» **Task details**: Entries follow. Set all of them down as they stand.

» **Material**:
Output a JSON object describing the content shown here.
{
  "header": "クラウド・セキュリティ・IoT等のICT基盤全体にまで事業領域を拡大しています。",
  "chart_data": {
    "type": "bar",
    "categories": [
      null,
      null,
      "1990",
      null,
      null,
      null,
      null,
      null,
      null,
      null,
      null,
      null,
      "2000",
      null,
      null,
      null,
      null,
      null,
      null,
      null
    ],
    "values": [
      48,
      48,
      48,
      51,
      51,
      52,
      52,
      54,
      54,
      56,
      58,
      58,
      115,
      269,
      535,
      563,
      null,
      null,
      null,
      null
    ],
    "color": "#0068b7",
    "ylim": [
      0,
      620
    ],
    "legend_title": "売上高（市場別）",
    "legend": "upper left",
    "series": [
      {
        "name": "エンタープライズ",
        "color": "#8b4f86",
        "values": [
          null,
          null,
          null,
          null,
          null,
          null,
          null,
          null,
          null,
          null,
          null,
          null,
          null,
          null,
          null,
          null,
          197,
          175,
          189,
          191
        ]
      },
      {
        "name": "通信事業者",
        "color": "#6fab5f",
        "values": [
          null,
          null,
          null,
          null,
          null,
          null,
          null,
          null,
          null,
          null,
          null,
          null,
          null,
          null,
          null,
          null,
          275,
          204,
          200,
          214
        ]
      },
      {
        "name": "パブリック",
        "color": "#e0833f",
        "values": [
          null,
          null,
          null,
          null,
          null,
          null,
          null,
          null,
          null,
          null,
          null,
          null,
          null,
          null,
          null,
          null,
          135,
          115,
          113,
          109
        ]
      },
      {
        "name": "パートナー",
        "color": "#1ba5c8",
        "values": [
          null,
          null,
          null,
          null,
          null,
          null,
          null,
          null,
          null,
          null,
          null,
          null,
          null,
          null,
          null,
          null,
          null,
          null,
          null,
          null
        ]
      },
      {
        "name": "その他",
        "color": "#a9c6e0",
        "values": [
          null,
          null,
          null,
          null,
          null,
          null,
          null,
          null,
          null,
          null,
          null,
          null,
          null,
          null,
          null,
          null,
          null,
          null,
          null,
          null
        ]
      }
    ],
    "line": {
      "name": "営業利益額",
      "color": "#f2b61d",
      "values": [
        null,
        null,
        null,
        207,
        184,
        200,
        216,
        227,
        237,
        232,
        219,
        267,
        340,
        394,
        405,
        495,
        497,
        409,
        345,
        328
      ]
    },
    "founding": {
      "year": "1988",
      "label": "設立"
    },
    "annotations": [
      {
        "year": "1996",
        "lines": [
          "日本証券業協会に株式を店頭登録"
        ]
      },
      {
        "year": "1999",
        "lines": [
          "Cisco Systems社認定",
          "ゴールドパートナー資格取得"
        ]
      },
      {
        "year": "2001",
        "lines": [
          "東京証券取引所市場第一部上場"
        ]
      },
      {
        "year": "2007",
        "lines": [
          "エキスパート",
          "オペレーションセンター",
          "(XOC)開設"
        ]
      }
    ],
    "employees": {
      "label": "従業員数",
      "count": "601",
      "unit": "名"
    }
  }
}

» **Completed exercise**:
Output a JSON object describing the content shown here.
{
  "header": "クラウド・セキュリティ・IoT等のICT基盤全体にまで事業領域を拡大しています。",
  "chart_data": {
    "type": "bar",
    "categories": [
      null,
      null,
      "1990",
      null,
      null,
      null,
      null,
      null,
      null,
      null,
      null,
      null,
      "2000",
      null,
      null,
      null,
      null,
      null,
      null,
      null
    ],
    "values": [
      48,
      48,
      48,
      51,
      51,
      52,
      52,
      54,
      54,
      56,
      58,
      58,
      115,
      269,
      535,
      563,
      null,
      null,
      null,
      null
    ],
    "color": "#0068b7",
    "ylim": [
      0,
      620
    ],
    "legend_title": "売上高（市場別）",
    "legend": "upper left",
    "series": [
      {
        "name": "エンタープライズ",
        "color": "#8b4f86",
        "values": [
          null,
          null,
          null,
          null,
          null,
          null,
          null,
          null,
          null,
          null,
          null,
          null,
          null,
          null,
          null,
          null,
          197,
          175,
          189,
          191
        ]
      },
      {
        "name": "通信事業者",
        "color": "#6fab5f",
        "values": [
          null,
          null,
          null,
          null,
          null,
          null,
          null,
          null,
          null,
          null,
          null,
          null,
          null,
          null,
          null,
          null,
          275,
          204,
          200,
          214
        ]
      },
      {
        "name": "パブリック",
        "color": "#e0833f",
        "values": [
          null,
          null,
          null,
          null,
          null,
          null,
          null,
          null,
          null,
          null,
          null,
          null,
          null,
          null,
          null,
          null,
          135,
          115,
          113,
          109
        ]
      },
      {
        "name": "パートナー",
        "color": "#1ba5c8",
        "values": [
          null,
          null,
          null,
          null,
          null,
          null,
          null,
          null,
          null,
          null,
          null,
          null,
          null,
          null,
          null,
          null,
          null,
          null,
          null,
          null
        ]
      },
      {
        "name": "その他",
        "color": "#a9c6e0",
        "values": [
          null,
          null,
          null,
          null,
          null,
          null,
          null,
          null,
          null,
          null,
          null,
          null,
          null,
          null,
          null,
          null,
          null,
          null,
          null,
          null
        ]
      }
    ],
    "line": {
      "name": "営業利益額",
      "color": "#f2b61d",
      "values": [
        null,
        null,
        null,
        207,
        184,
        200,
        216,
        227,
        237,
        232,
        219,
        267,
        340,
        394,
        405,
        495,
        497,
        409,
        345,
        328
      ]
    },
    "founding": {
      "year": "1988",
      "label": "設立"
    },
    "annotations": [
      {
        "year": "1996",
        "lines": [
          "日本証券業協会に株式を店頭登録"
        ]
      },
      {
        "year": "1999",
        "lines": [
          "Cisco Systems社認定",
          "ゴールドパートナー資格取得"
        ]
      },
      {
        "year": "2001",
        "lines": [
          "東京証券取引所市場第一部上場"
        ]
      },
      {
        "year": "2007",
        "lines": [
          "エキスパート",
          "オペレーションセンター",
          "(XOC)開設"
        ]
      }
    ],
    "employees": {
      "label": "従業員数",
      "count": "601",
      "unit": "名"
    }
  }
}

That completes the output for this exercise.